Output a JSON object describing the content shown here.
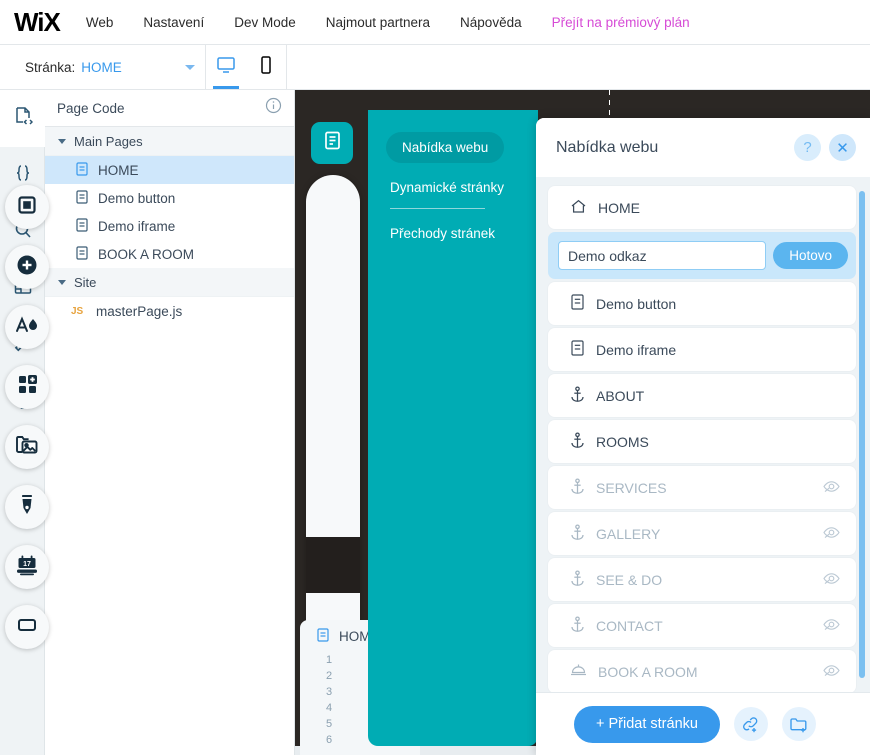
{
  "topbar": {
    "logo": "WiX",
    "items": [
      {
        "label": "Web",
        "premium": false
      },
      {
        "label": "Nastavení",
        "premium": false
      },
      {
        "label": "Dev Mode",
        "premium": false
      },
      {
        "label": "Najmout partnera",
        "premium": false
      },
      {
        "label": "Nápověda",
        "premium": false
      },
      {
        "label": "Přejít na prémiový plán",
        "premium": true
      }
    ],
    "premium_color": "#d64bd6"
  },
  "secondbar": {
    "page_label": "Stránka:",
    "page_value": "HOME",
    "device_desktop": "desktop-icon",
    "device_mobile": "mobile-icon",
    "active_device": "desktop",
    "active_color": "#3899ec"
  },
  "rail": {
    "items": [
      {
        "name": "page-code-icon",
        "active": true
      },
      {
        "name": "curly-braces-icon",
        "active": false
      },
      {
        "name": "search-icon",
        "active": false
      },
      {
        "name": "database-icon",
        "active": false
      },
      {
        "name": "wrench-icon",
        "active": false
      },
      {
        "name": "help-question-icon",
        "active": false
      }
    ]
  },
  "code_sidebar": {
    "title": "Page Code",
    "info_icon": "info-icon",
    "groups": [
      {
        "label": "Main Pages",
        "items": [
          {
            "label": "HOME",
            "icon": "page-icon",
            "selected": true
          },
          {
            "label": "Demo button",
            "icon": "page-icon",
            "selected": false
          },
          {
            "label": "Demo iframe",
            "icon": "page-icon",
            "selected": false
          },
          {
            "label": "BOOK A ROOM",
            "icon": "page-icon",
            "selected": false
          }
        ]
      },
      {
        "label": "Site",
        "items": [
          {
            "label": "masterPage.js",
            "icon": "js-icon",
            "selected": false
          }
        ]
      }
    ]
  },
  "toolbar": {
    "pages_icon": "pages-icon",
    "buttons": [
      {
        "name": "section-icon"
      },
      {
        "name": "add-plus-icon"
      },
      {
        "name": "theme-text-color-icon"
      },
      {
        "name": "add-apps-icon"
      },
      {
        "name": "my-uploads-media-icon"
      },
      {
        "name": "blog-pen-icon"
      },
      {
        "name": "bookings-calendar-icon"
      },
      {
        "name": "more-tools-icon"
      }
    ]
  },
  "teal_panel": {
    "background": "#00acb4",
    "tabs": [
      {
        "label": "Nabídka webu",
        "active": true
      },
      {
        "label": "Dynamické stránky",
        "active": false
      },
      {
        "label": "Přechody stránek",
        "active": false
      }
    ]
  },
  "menu_panel": {
    "title": "Nabídka webu",
    "help_icon": "question-mark-icon",
    "close_icon": "close-x-icon",
    "editing_value": "Demo odkaz",
    "editing_placeholder": "Demo odkaz",
    "done_label": "Hotovo",
    "items": [
      {
        "label": "HOME",
        "icon": "home-icon",
        "hidden": false,
        "editing": false
      },
      {
        "label": "Demo odkaz",
        "icon": "link-icon",
        "hidden": false,
        "editing": true
      },
      {
        "label": "Demo button",
        "icon": "page-icon",
        "hidden": false,
        "editing": false
      },
      {
        "label": "Demo iframe",
        "icon": "page-icon",
        "hidden": false,
        "editing": false
      },
      {
        "label": "ABOUT",
        "icon": "anchor-icon",
        "hidden": false,
        "editing": false
      },
      {
        "label": "ROOMS",
        "icon": "anchor-icon",
        "hidden": false,
        "editing": false
      },
      {
        "label": "SERVICES",
        "icon": "anchor-icon",
        "hidden": true,
        "editing": false
      },
      {
        "label": "GALLERY",
        "icon": "anchor-icon",
        "hidden": true,
        "editing": false
      },
      {
        "label": "SEE & DO",
        "icon": "anchor-icon",
        "hidden": true,
        "editing": false
      },
      {
        "label": "CONTACT",
        "icon": "anchor-icon",
        "hidden": true,
        "editing": false
      },
      {
        "label": "BOOK A ROOM",
        "icon": "bell-icon",
        "hidden": true,
        "editing": false
      }
    ],
    "footer": {
      "add_label": "+ Přidat stránku",
      "link_icon": "add-link-icon",
      "folder_icon": "add-folder-icon"
    }
  },
  "code_editor": {
    "tab_label": "HOME",
    "tab_icon": "page-icon",
    "line_numbers": [
      "1",
      "2",
      "3",
      "4",
      "5",
      "6"
    ]
  }
}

* _TASK GOAL_
Repeat all of the data above word for word, minus the pictures.

* _ANSWER TO THIS TASK_
Output a JSON object describing the content shown here.
{
  "topbar": {
    "logo": "WiX",
    "items": [
      {
        "label": "Web",
        "premium": false
      },
      {
        "label": "Nastavení",
        "premium": false
      },
      {
        "label": "Dev Mode",
        "premium": false
      },
      {
        "label": "Najmout partnera",
        "premium": false
      },
      {
        "label": "Nápověda",
        "premium": false
      },
      {
        "label": "Přejít na prémiový plán",
        "premium": true
      }
    ],
    "premium_color": "#d64bd6"
  },
  "secondbar": {
    "page_label": "Stránka:",
    "page_value": "HOME",
    "device_desktop": "desktop-icon",
    "device_mobile": "mobile-icon",
    "active_device": "desktop",
    "active_color": "#3899ec"
  },
  "rail": {
    "items": [
      {
        "name": "page-code-icon",
        "active": true
      },
      {
        "name": "curly-braces-icon",
        "active": false
      },
      {
        "name": "search-icon",
        "active": false
      },
      {
        "name": "database-icon",
        "active": false
      },
      {
        "name": "wrench-icon",
        "active": false
      },
      {
        "name": "help-question-icon",
        "active": false
      }
    ]
  },
  "code_sidebar": {
    "title": "Page Code",
    "info_icon": "info-icon",
    "groups": [
      {
        "label": "Main Pages",
        "items": [
          {
            "label": "HOME",
            "icon": "page-icon",
            "selected": true
          },
          {
            "label": "Demo button",
            "icon": "page-icon",
            "selected": false
          },
          {
            "label": "Demo iframe",
            "icon": "page-icon",
            "selected": false
          },
          {
            "label": "BOOK A ROOM",
            "icon": "page-icon",
            "selected": false
          }
        ]
      },
      {
        "label": "Site",
        "items": [
          {
            "label": "masterPage.js",
            "icon": "js-icon",
            "selected": false
          }
        ]
      }
    ]
  },
  "toolbar": {
    "pages_icon": "pages-icon",
    "buttons": [
      {
        "name": "section-icon"
      },
      {
        "name": "add-plus-icon"
      },
      {
        "name": "theme-text-color-icon"
      },
      {
        "name": "add-apps-icon"
      },
      {
        "name": "my-uploads-media-icon"
      },
      {
        "name": "blog-pen-icon"
      },
      {
        "name": "bookings-calendar-icon"
      },
      {
        "name": "more-tools-icon"
      }
    ]
  },
  "teal_panel": {
    "background": "#00acb4",
    "tabs": [
      {
        "label": "Nabídka webu",
        "active": true
      },
      {
        "label": "Dynamické stránky",
        "active": false
      },
      {
        "label": "Přechody stránek",
        "active": false
      }
    ]
  },
  "menu_panel": {
    "title": "Nabídka webu",
    "help_icon": "question-mark-icon",
    "close_icon": "close-x-icon",
    "editing_value": "Demo odkaz",
    "editing_placeholder": "Demo odkaz",
    "done_label": "Hotovo",
    "items": [
      {
        "label": "HOME",
        "icon": "home-icon",
        "hidden": false,
        "editing": false
      },
      {
        "label": "Demo odkaz",
        "icon": "link-icon",
        "hidden": false,
        "editing": true
      },
      {
        "label": "Demo button",
        "icon": "page-icon",
        "hidden": false,
        "editing": false
      },
      {
        "label": "Demo iframe",
        "icon": "page-icon",
        "hidden": false,
        "editing": false
      },
      {
        "label": "ABOUT",
        "icon": "anchor-icon",
        "hidden": false,
        "editing": false
      },
      {
        "label": "ROOMS",
        "icon": "anchor-icon",
        "hidden": false,
        "editing": false
      },
      {
        "label": "SERVICES",
        "icon": "anchor-icon",
        "hidden": true,
        "editing": false
      },
      {
        "label": "GALLERY",
        "icon": "anchor-icon",
        "hidden": true,
        "editing": false
      },
      {
        "label": "SEE & DO",
        "icon": "anchor-icon",
        "hidden": true,
        "editing": false
      },
      {
        "label": "CONTACT",
        "icon": "anchor-icon",
        "hidden": true,
        "editing": false
      },
      {
        "label": "BOOK A ROOM",
        "icon": "bell-icon",
        "hidden": true,
        "editing": false
      }
    ],
    "footer": {
      "add_label": "+ Přidat stránku",
      "link_icon": "add-link-icon",
      "folder_icon": "add-folder-icon"
    }
  },
  "code_editor": {
    "tab_label": "HOME",
    "tab_icon": "page-icon",
    "line_numbers": [
      "1",
      "2",
      "3",
      "4",
      "5",
      "6"
    ]
  }
}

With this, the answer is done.